Report each line of the data that has "PRZYCHODY" somewhere in it.
=== RECORDED DATA ===
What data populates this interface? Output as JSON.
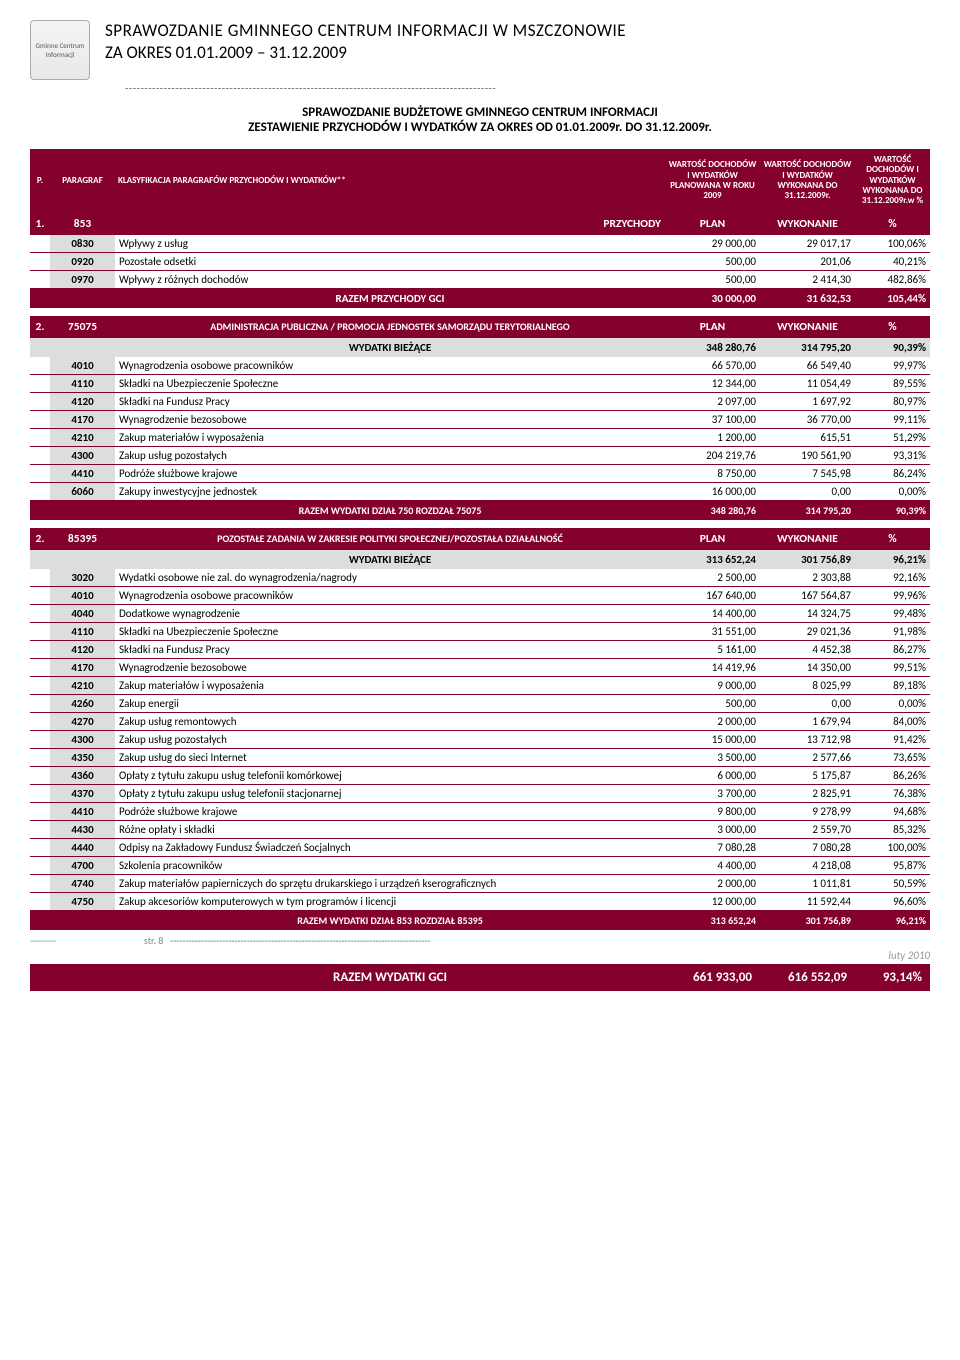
{
  "colors": {
    "darkred": "#84002e",
    "gray_row": "#dddddd",
    "text": "#000000",
    "white": "#ffffff",
    "dash": "#666666"
  },
  "header": {
    "title_line1": "SPRAWOZDANIE GMINNEGO CENTRUM INFORMACJI W MSZCZONOWIE",
    "title_line2": "ZA OKRES 01.01.2009 – 31.12.2009",
    "logo_text": "Gminne Centrum Informacji"
  },
  "report": {
    "title": "SPRAWOZDANIE BUDŻETOWE GMINNEGO CENTRUM INFORMACJI",
    "subtitle": "ZESTAWIENIE PRZYCHODÓW I WYDATKÓW ZA OKRES OD 01.01.2009r. DO 31.12.2009r."
  },
  "columns": {
    "lp": "P.",
    "paragraf": "PARAGRAF",
    "klasyf": "KLASYFIKACJA PARAGRAFÓW PRZYCHODÓW I WYDATKÓW**",
    "plan": "WARTOŚĆ DOCHODÓW I WYDATKÓW PLANOWANA W ROKU 2009",
    "wyk": "WARTOŚĆ DOCHODÓW I WYDATKÓW WYKONANA DO 31.12.2009r.",
    "pct": "WARTOŚĆ DOCHODÓW I WYDATKÓW WYKONANA DO 31.12.2009r.w %"
  },
  "s1": {
    "lp": "1.",
    "code": "853",
    "name": "PRZYCHODY",
    "plan_lbl": "PLAN",
    "wyk_lbl": "WYKONANIE",
    "pct_lbl": "%",
    "rows": [
      {
        "c": "0830",
        "d": "Wpływy z usług",
        "p": "29 000,00",
        "w": "29 017,17",
        "x": "100,06%"
      },
      {
        "c": "0920",
        "d": "Pozostałe odsetki",
        "p": "500,00",
        "w": "201,06",
        "x": "40,21%"
      },
      {
        "c": "0970",
        "d": "Wpływy z różnych dochodów",
        "p": "500,00",
        "w": "2 414,30",
        "x": "482,86%"
      }
    ],
    "total": {
      "label": "RAZEM PRZYCHODY GCI",
      "p": "30 000,00",
      "w": "31 632,53",
      "x": "105,44%"
    }
  },
  "s2": {
    "lp": "2.",
    "code": "75075",
    "name": "ADMINISTRACJA PUBLICZNA / PROMOCJA JEDNOSTEK SAMORZĄDU TERYTORIALNEGO",
    "plan_lbl": "PLAN",
    "wyk_lbl": "WYKONANIE",
    "pct_lbl": "%",
    "sub": {
      "label": "WYDATKI BIEŻĄCE",
      "p": "348 280,76",
      "w": "314 795,20",
      "x": "90,39%"
    },
    "rows": [
      {
        "c": "4010",
        "d": "Wynagrodzenia osobowe pracowników",
        "p": "66 570,00",
        "w": "66 549,40",
        "x": "99,97%"
      },
      {
        "c": "4110",
        "d": "Składki na Ubezpieczenie Społeczne",
        "p": "12 344,00",
        "w": "11 054,49",
        "x": "89,55%"
      },
      {
        "c": "4120",
        "d": "Składki na Fundusz Pracy",
        "p": "2 097,00",
        "w": "1 697,92",
        "x": "80,97%"
      },
      {
        "c": "4170",
        "d": "Wynagrodzenie bezosobowe",
        "p": "37 100,00",
        "w": "36 770,00",
        "x": "99,11%"
      },
      {
        "c": "4210",
        "d": "Zakup materiałów i wyposażenia",
        "p": "1 200,00",
        "w": "615,51",
        "x": "51,29%"
      },
      {
        "c": "4300",
        "d": "Zakup usług pozostałych",
        "p": "204 219,76",
        "w": "190 561,90",
        "x": "93,31%"
      },
      {
        "c": "4410",
        "d": "Podróże służbowe krajowe",
        "p": "8 750,00",
        "w": "7 545,98",
        "x": "86,24%"
      },
      {
        "c": "6060",
        "d": "Zakupy inwestycyjne jednostek",
        "p": "16 000,00",
        "w": "0,00",
        "x": "0,00%"
      }
    ],
    "total": {
      "label": "RAZEM WYDATKI DZIAŁ 750 ROZDZAŁ 75075",
      "p": "348 280,76",
      "w": "314 795,20",
      "x": "90,39%"
    }
  },
  "s3": {
    "lp": "2.",
    "code": "85395",
    "name": "POZOSTAŁE ZADANIA W ZAKRESIE POLITYKI SPOŁECZNEJ/POZOSTAŁA DZIAŁALNOŚĆ",
    "plan_lbl": "PLAN",
    "wyk_lbl": "WYKONANIE",
    "pct_lbl": "%",
    "sub": {
      "label": "WYDATKI BIEŻĄCE",
      "p": "313 652,24",
      "w": "301 756,89",
      "x": "96,21%"
    },
    "rows": [
      {
        "c": "3020",
        "d": "Wydatki osobowe nie zal. do wynagrodzenia/nagrody",
        "p": "2 500,00",
        "w": "2 303,88",
        "x": "92,16%"
      },
      {
        "c": "4010",
        "d": "Wynagrodzenia osobowe pracowników",
        "p": "167 640,00",
        "w": "167 564,87",
        "x": "99,96%"
      },
      {
        "c": "4040",
        "d": "Dodatkowe wynagrodzenie",
        "p": "14 400,00",
        "w": "14 324,75",
        "x": "99,48%"
      },
      {
        "c": "4110",
        "d": "Składki na Ubezpieczenie Społeczne",
        "p": "31 551,00",
        "w": "29 021,36",
        "x": "91,98%"
      },
      {
        "c": "4120",
        "d": "Składki na Fundusz Pracy",
        "p": "5 161,00",
        "w": "4 452,38",
        "x": "86,27%"
      },
      {
        "c": "4170",
        "d": "Wynagrodzenie bezosobowe",
        "p": "14 419,96",
        "w": "14 350,00",
        "x": "99,51%"
      },
      {
        "c": "4210",
        "d": "Zakup materiałów i wyposażenia",
        "p": "9 000,00",
        "w": "8 025,99",
        "x": "89,18%"
      },
      {
        "c": "4260",
        "d": "Zakup energii",
        "p": "500,00",
        "w": "0,00",
        "x": "0,00%"
      },
      {
        "c": "4270",
        "d": "Zakup usług remontowych",
        "p": "2 000,00",
        "w": "1 679,94",
        "x": "84,00%"
      },
      {
        "c": "4300",
        "d": "Zakup usług pozostałych",
        "p": "15 000,00",
        "w": "13 712,98",
        "x": "91,42%"
      },
      {
        "c": "4350",
        "d": "Zakup usług do sieci Internet",
        "p": "3 500,00",
        "w": "2 577,66",
        "x": "73,65%"
      },
      {
        "c": "4360",
        "d": "Opłaty z tytułu zakupu usług telefonii komórkowej",
        "p": "6 000,00",
        "w": "5 175,87",
        "x": "86,26%"
      },
      {
        "c": "4370",
        "d": "Opłaty z tytułu zakupu usług telefonii stacjonarnej",
        "p": "3 700,00",
        "w": "2 825,91",
        "x": "76,38%"
      },
      {
        "c": "4410",
        "d": "Podróże służbowe krajowe",
        "p": "9 800,00",
        "w": "9 278,99",
        "x": "94,68%"
      },
      {
        "c": "4430",
        "d": "Różne opłaty i składki",
        "p": "3 000,00",
        "w": "2 559,70",
        "x": "85,32%"
      },
      {
        "c": "4440",
        "d": "Odpisy na Zakładowy Fundusz Świadczeń Socjalnych",
        "p": "7 080,28",
        "w": "7 080,28",
        "x": "100,00%"
      },
      {
        "c": "4700",
        "d": "Szkolenia pracowników",
        "p": "4 400,00",
        "w": "4 218,08",
        "x": "95,87%"
      },
      {
        "c": "4740",
        "d": "Zakup materiałów papierniczych do sprzętu drukarskiego i urządzeń kserograficznych",
        "p": "2 000,00",
        "w": "1 011,81",
        "x": "50,59%"
      },
      {
        "c": "4750",
        "d": "Zakup akcesoriów komputerowych w tym programów i licencji",
        "p": "12 000,00",
        "w": "11 592,44",
        "x": "96,60%"
      }
    ],
    "total": {
      "label": "RAZEM WYDATKI DZIAŁ 853 ROZDZIAŁ 85395",
      "p": "313 652,24",
      "w": "301 756,89",
      "x": "96,21%"
    }
  },
  "grand": {
    "label": "RAZEM WYDATKI GCI",
    "p": "661 933,00",
    "w": "616 552,09",
    "x": "93,14%"
  },
  "footer": {
    "page": "str. 8",
    "date": "luty 2010",
    "dashes_prefix": "----------"
  }
}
===
WRITTEN REPLY:
    "name": "PRZYCHODY",
      "label": "RAZEM PRZYCHODY GCI",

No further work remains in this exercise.